▶ _OBJECTIVE_: Gather, from the data below, each line in which the word "Averaged" occurs.
# # # #
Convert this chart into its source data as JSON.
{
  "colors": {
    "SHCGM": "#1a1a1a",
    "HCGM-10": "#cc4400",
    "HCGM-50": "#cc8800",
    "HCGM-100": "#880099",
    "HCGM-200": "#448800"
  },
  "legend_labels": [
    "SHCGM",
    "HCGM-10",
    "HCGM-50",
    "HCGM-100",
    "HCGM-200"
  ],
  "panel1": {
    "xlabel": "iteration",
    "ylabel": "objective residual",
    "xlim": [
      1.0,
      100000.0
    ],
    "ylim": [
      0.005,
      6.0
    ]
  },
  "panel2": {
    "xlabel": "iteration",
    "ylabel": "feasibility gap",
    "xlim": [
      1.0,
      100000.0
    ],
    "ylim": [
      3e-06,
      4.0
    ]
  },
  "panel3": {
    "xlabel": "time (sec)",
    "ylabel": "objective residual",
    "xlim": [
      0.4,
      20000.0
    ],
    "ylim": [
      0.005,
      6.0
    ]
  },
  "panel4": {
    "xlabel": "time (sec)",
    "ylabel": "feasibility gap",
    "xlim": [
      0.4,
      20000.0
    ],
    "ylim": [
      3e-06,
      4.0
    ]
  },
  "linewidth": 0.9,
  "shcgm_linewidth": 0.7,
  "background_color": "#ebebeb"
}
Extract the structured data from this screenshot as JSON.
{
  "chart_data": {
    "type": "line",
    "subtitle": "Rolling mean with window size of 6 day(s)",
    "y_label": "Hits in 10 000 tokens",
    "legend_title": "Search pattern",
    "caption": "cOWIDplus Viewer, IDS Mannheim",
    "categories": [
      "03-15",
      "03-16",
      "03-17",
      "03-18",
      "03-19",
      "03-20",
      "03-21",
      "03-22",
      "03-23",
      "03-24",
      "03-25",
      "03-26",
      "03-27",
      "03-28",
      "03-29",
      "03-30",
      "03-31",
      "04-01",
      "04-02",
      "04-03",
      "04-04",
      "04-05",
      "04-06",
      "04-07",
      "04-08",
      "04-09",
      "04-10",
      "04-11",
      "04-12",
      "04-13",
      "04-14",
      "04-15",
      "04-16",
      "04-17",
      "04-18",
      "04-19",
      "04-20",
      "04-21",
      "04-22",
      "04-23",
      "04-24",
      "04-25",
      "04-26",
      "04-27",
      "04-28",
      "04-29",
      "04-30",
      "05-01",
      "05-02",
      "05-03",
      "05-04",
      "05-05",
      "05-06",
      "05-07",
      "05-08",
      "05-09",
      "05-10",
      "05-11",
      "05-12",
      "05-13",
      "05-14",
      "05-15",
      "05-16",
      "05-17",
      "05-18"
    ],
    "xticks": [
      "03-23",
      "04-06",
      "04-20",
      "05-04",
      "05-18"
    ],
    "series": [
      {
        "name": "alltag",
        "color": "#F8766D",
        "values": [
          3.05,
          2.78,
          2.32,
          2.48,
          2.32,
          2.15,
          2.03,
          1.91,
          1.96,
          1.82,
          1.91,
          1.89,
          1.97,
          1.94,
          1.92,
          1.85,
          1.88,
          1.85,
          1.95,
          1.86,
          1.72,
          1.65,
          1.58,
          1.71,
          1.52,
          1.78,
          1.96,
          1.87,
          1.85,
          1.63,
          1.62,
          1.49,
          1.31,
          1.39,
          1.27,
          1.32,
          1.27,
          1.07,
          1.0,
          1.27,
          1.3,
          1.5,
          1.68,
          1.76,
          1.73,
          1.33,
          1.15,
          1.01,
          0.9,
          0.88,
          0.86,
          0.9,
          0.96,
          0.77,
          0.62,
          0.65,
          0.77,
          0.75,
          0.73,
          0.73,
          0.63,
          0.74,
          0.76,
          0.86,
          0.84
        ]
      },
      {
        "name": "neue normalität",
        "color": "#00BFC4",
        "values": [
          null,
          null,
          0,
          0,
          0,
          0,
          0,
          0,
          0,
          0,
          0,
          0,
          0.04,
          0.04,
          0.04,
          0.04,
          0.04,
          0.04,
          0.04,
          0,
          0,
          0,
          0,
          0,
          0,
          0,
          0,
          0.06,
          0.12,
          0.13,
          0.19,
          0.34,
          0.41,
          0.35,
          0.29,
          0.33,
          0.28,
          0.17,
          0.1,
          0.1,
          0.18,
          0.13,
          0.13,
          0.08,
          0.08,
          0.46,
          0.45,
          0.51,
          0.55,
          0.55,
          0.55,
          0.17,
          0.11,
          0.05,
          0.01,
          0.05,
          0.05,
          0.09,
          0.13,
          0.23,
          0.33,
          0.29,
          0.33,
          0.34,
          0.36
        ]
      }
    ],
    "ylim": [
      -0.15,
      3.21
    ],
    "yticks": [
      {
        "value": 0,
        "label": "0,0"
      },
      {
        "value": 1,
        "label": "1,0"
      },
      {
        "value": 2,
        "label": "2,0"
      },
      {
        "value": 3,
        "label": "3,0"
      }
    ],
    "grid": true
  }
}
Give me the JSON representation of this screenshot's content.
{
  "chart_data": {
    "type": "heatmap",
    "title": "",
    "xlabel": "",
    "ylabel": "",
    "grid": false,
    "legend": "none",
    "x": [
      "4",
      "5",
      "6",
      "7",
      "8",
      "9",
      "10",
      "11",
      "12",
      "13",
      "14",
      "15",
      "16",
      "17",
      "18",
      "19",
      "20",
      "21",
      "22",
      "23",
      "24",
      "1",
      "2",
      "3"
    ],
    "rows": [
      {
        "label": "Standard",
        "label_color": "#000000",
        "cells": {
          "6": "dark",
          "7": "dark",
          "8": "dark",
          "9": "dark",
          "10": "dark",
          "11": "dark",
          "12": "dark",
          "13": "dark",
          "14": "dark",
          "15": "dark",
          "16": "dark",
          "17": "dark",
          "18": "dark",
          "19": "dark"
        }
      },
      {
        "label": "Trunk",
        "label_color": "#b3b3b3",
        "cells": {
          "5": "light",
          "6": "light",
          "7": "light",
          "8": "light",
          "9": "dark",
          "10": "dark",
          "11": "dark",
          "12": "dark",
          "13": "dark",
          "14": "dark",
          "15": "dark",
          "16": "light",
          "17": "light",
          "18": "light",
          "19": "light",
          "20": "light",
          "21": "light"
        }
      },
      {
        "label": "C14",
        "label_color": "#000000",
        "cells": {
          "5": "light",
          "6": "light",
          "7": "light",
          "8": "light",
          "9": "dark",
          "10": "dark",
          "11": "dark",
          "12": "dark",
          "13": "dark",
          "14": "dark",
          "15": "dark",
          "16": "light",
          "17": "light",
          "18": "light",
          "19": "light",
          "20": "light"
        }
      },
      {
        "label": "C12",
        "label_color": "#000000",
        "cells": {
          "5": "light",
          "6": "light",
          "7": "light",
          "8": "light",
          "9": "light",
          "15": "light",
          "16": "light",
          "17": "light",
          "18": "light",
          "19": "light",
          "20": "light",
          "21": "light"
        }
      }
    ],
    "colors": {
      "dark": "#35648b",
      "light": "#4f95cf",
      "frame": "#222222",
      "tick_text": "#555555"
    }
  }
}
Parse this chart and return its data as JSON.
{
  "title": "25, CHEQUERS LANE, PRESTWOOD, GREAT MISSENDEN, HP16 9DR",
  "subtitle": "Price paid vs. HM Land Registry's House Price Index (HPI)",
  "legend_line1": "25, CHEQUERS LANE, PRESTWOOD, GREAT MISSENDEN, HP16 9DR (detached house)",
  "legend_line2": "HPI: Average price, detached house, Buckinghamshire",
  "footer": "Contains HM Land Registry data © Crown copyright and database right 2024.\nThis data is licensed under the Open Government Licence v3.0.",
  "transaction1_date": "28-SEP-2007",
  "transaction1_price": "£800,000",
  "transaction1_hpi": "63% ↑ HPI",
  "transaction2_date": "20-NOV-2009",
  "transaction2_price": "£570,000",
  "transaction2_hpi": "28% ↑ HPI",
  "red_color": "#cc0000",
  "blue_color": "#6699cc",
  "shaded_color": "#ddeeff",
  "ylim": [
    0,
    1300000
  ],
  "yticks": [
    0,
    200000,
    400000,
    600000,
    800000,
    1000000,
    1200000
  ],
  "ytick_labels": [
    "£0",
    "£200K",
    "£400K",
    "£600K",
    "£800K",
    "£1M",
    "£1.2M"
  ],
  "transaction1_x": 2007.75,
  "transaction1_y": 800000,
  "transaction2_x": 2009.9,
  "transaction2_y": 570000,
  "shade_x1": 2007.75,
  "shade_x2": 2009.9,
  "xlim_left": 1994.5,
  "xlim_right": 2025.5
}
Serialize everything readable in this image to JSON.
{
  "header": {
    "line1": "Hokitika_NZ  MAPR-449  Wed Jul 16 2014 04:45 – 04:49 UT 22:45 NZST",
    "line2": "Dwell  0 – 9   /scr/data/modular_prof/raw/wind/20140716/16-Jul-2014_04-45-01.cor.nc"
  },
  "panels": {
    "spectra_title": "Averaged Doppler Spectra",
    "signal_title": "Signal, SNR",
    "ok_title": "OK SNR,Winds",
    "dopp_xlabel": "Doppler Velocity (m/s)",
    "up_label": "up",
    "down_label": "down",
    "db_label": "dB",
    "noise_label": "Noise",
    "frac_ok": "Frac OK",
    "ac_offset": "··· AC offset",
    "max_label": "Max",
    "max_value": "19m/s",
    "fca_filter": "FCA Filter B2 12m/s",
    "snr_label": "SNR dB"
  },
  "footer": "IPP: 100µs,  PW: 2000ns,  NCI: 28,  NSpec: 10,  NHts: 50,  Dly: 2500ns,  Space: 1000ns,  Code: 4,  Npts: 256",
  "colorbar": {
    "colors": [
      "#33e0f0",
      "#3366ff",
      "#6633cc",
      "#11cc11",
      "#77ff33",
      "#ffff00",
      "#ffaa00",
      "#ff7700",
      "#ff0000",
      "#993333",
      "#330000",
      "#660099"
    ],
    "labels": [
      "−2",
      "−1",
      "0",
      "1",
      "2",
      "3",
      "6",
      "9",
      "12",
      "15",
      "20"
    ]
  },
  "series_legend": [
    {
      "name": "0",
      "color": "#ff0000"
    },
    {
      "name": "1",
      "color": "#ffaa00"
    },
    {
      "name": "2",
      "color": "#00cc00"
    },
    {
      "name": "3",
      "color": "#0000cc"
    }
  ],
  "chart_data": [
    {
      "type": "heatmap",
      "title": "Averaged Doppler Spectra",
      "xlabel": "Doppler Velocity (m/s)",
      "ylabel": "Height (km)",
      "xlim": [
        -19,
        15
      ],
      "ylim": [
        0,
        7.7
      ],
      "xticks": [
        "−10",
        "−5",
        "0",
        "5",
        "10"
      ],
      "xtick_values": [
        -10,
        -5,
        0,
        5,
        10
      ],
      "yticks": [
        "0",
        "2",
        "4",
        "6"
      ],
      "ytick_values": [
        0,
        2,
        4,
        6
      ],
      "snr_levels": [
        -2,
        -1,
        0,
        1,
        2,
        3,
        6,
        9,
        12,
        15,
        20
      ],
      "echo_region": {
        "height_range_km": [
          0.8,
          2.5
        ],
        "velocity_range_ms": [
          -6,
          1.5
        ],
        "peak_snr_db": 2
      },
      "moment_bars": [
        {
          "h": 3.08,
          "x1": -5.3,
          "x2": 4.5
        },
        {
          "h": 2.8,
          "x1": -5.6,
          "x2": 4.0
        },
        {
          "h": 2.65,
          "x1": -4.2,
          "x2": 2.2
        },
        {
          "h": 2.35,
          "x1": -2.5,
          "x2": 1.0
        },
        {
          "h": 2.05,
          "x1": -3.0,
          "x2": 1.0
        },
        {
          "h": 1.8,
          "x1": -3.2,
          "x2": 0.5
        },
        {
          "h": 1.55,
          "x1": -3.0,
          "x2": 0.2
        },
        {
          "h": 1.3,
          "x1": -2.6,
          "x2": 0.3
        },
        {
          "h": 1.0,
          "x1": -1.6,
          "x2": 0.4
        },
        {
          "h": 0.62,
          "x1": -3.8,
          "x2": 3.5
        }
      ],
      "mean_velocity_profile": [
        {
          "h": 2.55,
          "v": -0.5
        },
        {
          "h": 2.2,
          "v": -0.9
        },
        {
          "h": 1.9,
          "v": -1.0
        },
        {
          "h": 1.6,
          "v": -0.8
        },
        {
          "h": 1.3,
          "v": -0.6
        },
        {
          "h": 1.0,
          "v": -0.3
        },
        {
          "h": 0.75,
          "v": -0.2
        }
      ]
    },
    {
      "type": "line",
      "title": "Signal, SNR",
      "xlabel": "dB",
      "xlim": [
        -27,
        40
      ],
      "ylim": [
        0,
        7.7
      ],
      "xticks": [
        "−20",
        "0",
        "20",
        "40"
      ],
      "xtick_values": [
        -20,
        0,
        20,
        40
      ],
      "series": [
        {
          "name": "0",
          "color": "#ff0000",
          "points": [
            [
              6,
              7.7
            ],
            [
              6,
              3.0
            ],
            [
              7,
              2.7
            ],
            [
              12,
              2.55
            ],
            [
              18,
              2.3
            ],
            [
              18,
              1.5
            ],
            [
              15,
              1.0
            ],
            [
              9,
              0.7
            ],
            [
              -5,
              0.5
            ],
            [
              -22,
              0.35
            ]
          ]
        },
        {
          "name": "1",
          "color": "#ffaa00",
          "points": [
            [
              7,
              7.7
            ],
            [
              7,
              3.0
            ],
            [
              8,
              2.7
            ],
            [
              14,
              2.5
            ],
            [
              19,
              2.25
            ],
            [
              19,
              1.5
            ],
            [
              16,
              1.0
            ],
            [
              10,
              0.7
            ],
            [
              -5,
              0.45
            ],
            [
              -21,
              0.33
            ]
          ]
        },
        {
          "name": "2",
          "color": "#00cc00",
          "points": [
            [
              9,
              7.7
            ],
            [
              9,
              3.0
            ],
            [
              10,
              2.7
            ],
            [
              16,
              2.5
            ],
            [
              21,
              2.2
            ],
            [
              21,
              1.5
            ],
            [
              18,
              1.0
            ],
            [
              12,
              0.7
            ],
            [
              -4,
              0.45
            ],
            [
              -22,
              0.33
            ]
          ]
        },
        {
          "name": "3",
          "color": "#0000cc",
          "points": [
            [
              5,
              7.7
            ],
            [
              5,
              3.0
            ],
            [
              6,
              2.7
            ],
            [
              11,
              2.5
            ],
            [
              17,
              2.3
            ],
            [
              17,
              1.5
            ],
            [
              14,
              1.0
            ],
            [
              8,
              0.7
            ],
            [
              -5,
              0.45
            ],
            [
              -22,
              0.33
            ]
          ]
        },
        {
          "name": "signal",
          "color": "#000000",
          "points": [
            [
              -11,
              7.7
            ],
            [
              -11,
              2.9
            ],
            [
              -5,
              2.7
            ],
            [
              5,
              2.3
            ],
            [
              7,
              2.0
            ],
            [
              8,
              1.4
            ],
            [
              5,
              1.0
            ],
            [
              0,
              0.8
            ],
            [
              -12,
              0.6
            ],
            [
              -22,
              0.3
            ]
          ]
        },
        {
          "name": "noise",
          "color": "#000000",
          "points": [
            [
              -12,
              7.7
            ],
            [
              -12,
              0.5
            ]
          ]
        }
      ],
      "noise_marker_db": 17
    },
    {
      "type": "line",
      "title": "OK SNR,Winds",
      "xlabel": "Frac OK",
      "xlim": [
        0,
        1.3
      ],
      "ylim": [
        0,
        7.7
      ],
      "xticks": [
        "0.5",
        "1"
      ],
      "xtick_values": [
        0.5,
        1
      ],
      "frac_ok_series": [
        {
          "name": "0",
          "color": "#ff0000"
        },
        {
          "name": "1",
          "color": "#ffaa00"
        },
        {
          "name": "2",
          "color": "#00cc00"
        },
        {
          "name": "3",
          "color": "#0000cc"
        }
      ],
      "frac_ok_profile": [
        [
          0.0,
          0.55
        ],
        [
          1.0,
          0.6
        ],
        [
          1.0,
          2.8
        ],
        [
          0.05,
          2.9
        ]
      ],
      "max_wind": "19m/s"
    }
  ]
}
# # # #
▶ _CORRECT OUTPUT_:
    "spectra_title": "Averaged Doppler Spectra",
      "title": "Averaged Doppler Spectra",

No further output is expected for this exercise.